# Data provided start

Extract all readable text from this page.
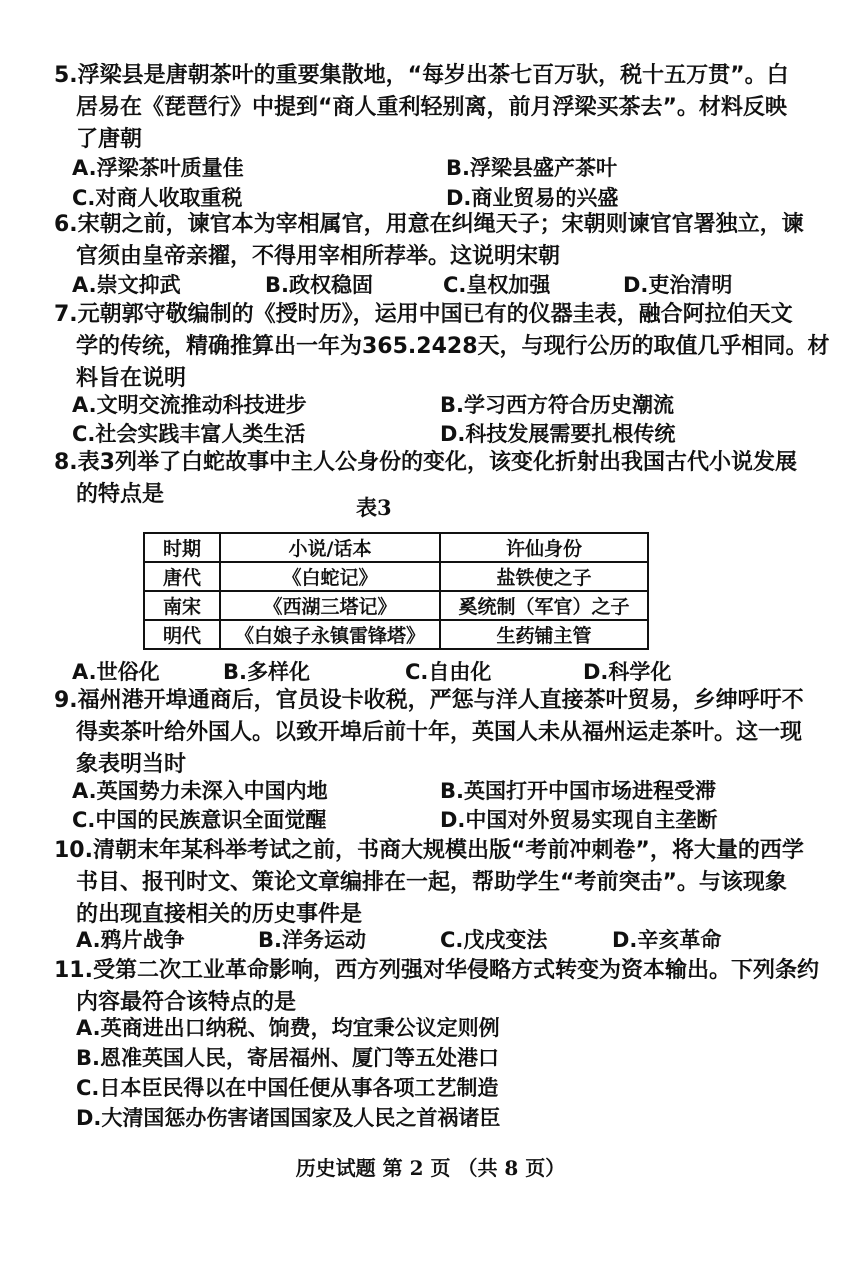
5.浮梁县是唐朝茶叶的重要集散地，“每岁出茶七百万驮，税十五万贯”。白
居易在《琵琶行》中提到“商人重利轻别离，前月浮梁买茶去”。材料反映
了唐朝
A.浮梁茶叶质量佳	B.浮梁县盛产茶叶
C.对商人收取重税	D.商业贸易的兴盛
6.宋朝之前，谏官本为宰相属官，用意在纠绳天子；宋朝则谏官官署独立，谏
官须由皇帝亲擢，不得用宰相所荐举。这说明宋朝
A.崇文抑武	B.政权稳固	C.皇权加强	D.吏治清明
7.元朝郭守敬编制的《授时历》，运用中国已有的仪器圭表，融合阿拉伯天文
学的传统，精确推算出一年为365.2428天，与现行公历的取值几乎相同。材
料旨在说明
A.文明交流推动科技进步	B.学习西方符合历史潮流
C.社会实践丰富人类生活	D.科技发展需要扎根传统
8.表3列举了白蛇故事中主人公身份的变化，该变化折射出我国古代小说发展
的特点是
表3
时期	小说/话本	许仙身份
唐代	《白蛇记》	盐铁使之子
南宋	《西湖三塔记》	奚统制（军官）之子
明代	《白娘子永镇雷锋塔》	生药铺主管
A.世俗化	B.多样化	C.自由化	D.科学化
9.福州港开埠通商后，官员设卡收税，严惩与洋人直接茶叶贸易，乡绅呼吁不
得卖茶叶给外国人。以致开埠后前十年，英国人未从福州运走茶叶。这一现
象表明当时
A.英国势力未深入中国内地	B.英国打开中国市场进程受滞
C.中国的民族意识全面觉醒	D.中国对外贸易实现自主垄断
10.清朝末年某科举考试之前，书商大规模出版“考前冲刺卷”，将大量的西学
书目、报刊时文、策论文章编排在一起，帮助学生“考前突击”。与该现象
的出现直接相关的历史事件是
A.鸦片战争	B.洋务运动	C.戊戌变法	D.辛亥革命
11.受第二次工业革命影响，西方列强对华侵略方式转变为资本输出。下列条约
内容最符合该特点的是
A.英商进出口纳税、饷费，均宜秉公议定则例
B.恩准英国人民，寄居福州、厦门等五处港口
C.日本臣民得以在中国任便从事各项工艺制造
D.大清国惩办伤害诸国国家及人民之首祸诸臣
历史试题 第 2 页 （共 8 页）
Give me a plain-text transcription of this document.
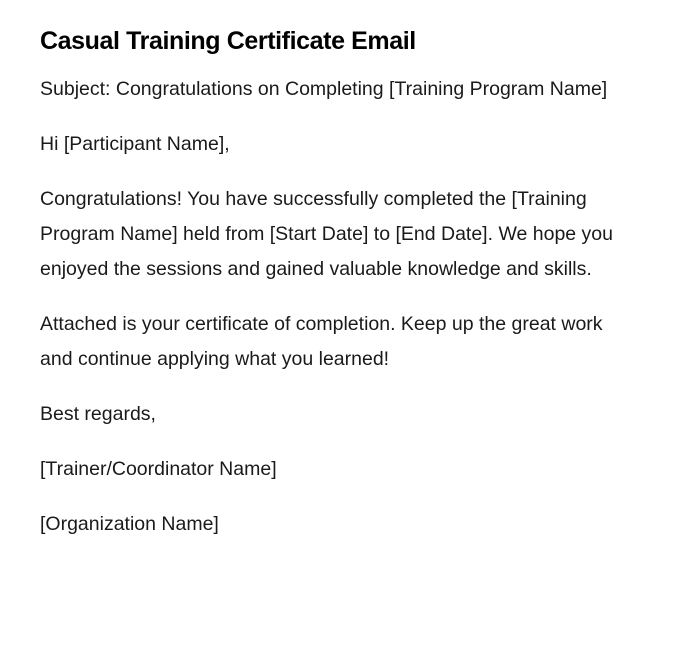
Casual Training Certificate Email

Subject: Congratulations on Completing [Training Program Name]

Hi [Participant Name],

Congratulations! You have successfully completed the [Training Program Name] held from [Start Date] to [End Date]. We hope you enjoyed the sessions and gained valuable knowledge and skills.

Attached is your certificate of completion. Keep up the great work and continue applying what you learned!

Best regards,

[Trainer/Coordinator Name]

[Organization Name]
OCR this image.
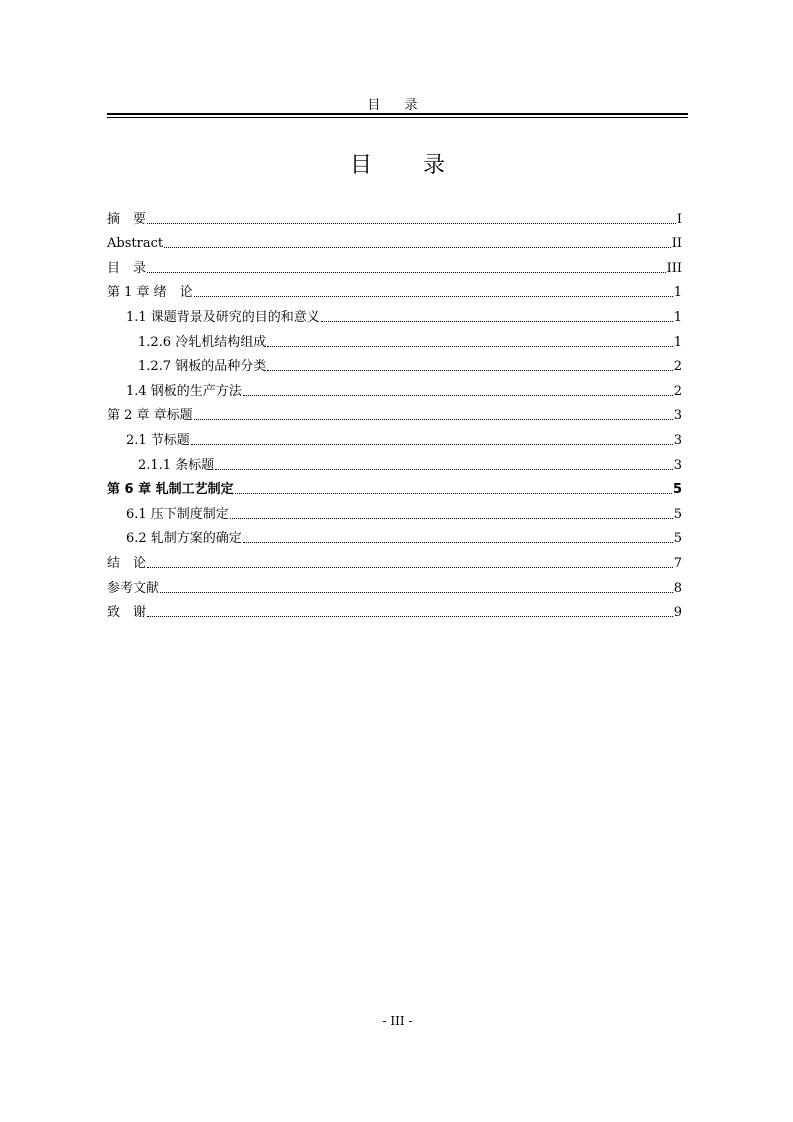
目 录
目 录
摘　要	I
Abstract	II
目　录	III
第 1 章 绪　论	1
1.1 课题背景及研究的目的和意义	1
1.2.6 冷轧机结构组成	1
1.2.7 钢板的品种分类	2
1.4 钢板的生产方法	2
第 2 章 章标题	3
2.1 节标题	3
2.1.1 条标题	3
第 6 章 轧制工艺制定	5
6.1 压下制度制定	5
6.2 轧制方案的确定	5
结　论	7
参考文献	8
致　谢	9
- III -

# Data provided end

Set each line of the records down exactly, leaving every picture out.

Reply =
Extract all readable text from this page.
5.浮梁县是唐朝茶叶的重要集散地，“每岁出茶七百万驮，税十五万贯”。白
居易在《琵琶行》中提到“商人重利轻别离，前月浮梁买茶去”。材料反映
了唐朝
A.浮梁茶叶质量佳	B.浮梁县盛产茶叶
C.对商人收取重税	D.商业贸易的兴盛
6.宋朝之前，谏官本为宰相属官，用意在纠绳天子；宋朝则谏官官署独立，谏
官须由皇帝亲擢，不得用宰相所荐举。这说明宋朝
A.崇文抑武	B.政权稳固	C.皇权加强	D.吏治清明
7.元朝郭守敬编制的《授时历》，运用中国已有的仪器圭表，融合阿拉伯天文
学的传统，精确推算出一年为365.2428天，与现行公历的取值几乎相同。材
料旨在说明
A.文明交流推动科技进步	B.学习西方符合历史潮流
C.社会实践丰富人类生活	D.科技发展需要扎根传统
8.表3列举了白蛇故事中主人公身份的变化，该变化折射出我国古代小说发展
的特点是
表3
时期	小说/话本	许仙身份
唐代	《白蛇记》	盐铁使之子
南宋	《西湖三塔记》	奚统制（军官）之子
明代	《白娘子永镇雷锋塔》	生药铺主管
A.世俗化	B.多样化	C.自由化	D.科学化
9.福州港开埠通商后，官员设卡收税，严惩与洋人直接茶叶贸易，乡绅呼吁不
得卖茶叶给外国人。以致开埠后前十年，英国人未从福州运走茶叶。这一现
象表明当时
A.英国势力未深入中国内地	B.英国打开中国市场进程受滞
C.中国的民族意识全面觉醒	D.中国对外贸易实现自主垄断
10.清朝末年某科举考试之前，书商大规模出版“考前冲刺卷”，将大量的西学
书目、报刊时文、策论文章编排在一起，帮助学生“考前突击”。与该现象
的出现直接相关的历史事件是
A.鸦片战争	B.洋务运动	C.戊戌变法	D.辛亥革命
11.受第二次工业革命影响，西方列强对华侵略方式转变为资本输出。下列条约
内容最符合该特点的是
A.英商进出口纳税、饷费，均宜秉公议定则例
B.恩准英国人民，寄居福州、厦门等五处港口
C.日本臣民得以在中国任便从事各项工艺制造
D.大清国惩办伤害诸国国家及人民之首祸诸臣
历史试题 第 2 页 （共 8 页）
Give me a plain-text transcription of this document.
Casual Training Certificate Email

Subject: Congratulations on Completing [Training Program Name]

Hi [Participant Name],

Congratulations! You have successfully completed the [Training Program Name] held from [Start Date] to [End Date]. We hope you enjoyed the sessions and gained valuable knowledge and skills.

Attached is your certificate of completion. Keep up the great work and continue applying what you learned!

Best regards,

[Trainer/Coordinator Name]

[Organization Name]
OCR this image.
目 录
目 录
摘　要	I
Abstract	II
目　录	III
第 1 章 绪　论	1
1.1 课题背景及研究的目的和意义	1
1.2.6 冷轧机结构组成	1
1.2.7 钢板的品种分类	2
1.4 钢板的生产方法	2
第 2 章 章标题	3
2.1 节标题	3
2.1.1 条标题	3
第 6 章 轧制工艺制定	5
6.1 压下制度制定	5
6.2 轧制方案的确定	5
结　论	7
参考文献	8
致　谢	9
- III -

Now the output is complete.